*WORK REQUIRED:*
Look through the data below and report how many lines include "Skills". Only the number should be given.
======
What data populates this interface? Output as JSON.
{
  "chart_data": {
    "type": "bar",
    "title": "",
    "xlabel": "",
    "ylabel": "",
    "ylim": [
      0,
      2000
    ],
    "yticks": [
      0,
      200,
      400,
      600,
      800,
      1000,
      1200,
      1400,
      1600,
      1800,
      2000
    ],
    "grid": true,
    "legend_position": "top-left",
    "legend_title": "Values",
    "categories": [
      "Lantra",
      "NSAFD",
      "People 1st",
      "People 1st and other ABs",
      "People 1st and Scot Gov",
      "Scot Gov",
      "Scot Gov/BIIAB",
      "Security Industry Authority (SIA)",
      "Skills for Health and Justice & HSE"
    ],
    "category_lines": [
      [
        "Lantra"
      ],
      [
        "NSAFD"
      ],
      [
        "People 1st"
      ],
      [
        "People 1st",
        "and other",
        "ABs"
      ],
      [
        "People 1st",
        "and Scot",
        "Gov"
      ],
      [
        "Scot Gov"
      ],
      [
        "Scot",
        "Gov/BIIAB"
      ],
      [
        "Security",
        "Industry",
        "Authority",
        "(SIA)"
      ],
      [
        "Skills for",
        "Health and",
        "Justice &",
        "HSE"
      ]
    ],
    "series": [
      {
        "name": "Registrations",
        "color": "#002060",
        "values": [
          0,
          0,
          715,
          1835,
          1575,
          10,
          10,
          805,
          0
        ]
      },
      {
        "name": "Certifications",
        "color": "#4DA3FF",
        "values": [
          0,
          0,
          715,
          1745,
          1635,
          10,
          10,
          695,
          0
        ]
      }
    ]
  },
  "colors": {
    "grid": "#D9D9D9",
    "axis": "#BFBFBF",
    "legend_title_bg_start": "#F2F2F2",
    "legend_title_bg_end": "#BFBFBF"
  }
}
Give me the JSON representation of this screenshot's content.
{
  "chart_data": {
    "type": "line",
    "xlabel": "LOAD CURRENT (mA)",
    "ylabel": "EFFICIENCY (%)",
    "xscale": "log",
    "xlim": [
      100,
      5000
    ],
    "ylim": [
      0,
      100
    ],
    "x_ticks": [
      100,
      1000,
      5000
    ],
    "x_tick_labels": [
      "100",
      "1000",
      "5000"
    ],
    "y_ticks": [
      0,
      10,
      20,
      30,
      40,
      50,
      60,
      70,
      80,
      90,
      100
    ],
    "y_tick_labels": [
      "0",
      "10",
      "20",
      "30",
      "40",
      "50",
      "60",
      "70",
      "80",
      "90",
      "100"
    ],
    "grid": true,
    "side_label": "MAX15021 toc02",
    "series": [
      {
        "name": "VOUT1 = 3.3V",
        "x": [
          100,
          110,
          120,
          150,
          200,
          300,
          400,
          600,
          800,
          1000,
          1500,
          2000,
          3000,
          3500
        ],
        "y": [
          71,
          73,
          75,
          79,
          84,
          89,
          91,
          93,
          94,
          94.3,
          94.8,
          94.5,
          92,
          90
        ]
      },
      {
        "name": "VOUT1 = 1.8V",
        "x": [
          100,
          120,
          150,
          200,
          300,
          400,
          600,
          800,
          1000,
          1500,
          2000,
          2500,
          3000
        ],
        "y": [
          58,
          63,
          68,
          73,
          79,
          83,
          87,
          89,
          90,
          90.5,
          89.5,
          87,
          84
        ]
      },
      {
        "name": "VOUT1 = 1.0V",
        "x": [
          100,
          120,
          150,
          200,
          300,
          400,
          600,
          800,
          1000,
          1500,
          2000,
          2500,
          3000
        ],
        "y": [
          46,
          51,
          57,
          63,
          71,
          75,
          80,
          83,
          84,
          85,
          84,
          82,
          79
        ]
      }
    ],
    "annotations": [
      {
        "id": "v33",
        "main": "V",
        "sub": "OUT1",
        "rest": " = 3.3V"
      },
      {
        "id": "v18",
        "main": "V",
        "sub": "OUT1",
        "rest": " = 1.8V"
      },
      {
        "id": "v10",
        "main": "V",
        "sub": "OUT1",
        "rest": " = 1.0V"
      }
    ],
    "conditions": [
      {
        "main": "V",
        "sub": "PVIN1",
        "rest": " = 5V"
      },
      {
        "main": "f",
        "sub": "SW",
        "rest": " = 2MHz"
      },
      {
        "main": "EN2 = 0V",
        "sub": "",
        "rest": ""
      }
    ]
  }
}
======
*SOLUTION FOR THIS PROBLEM:*
2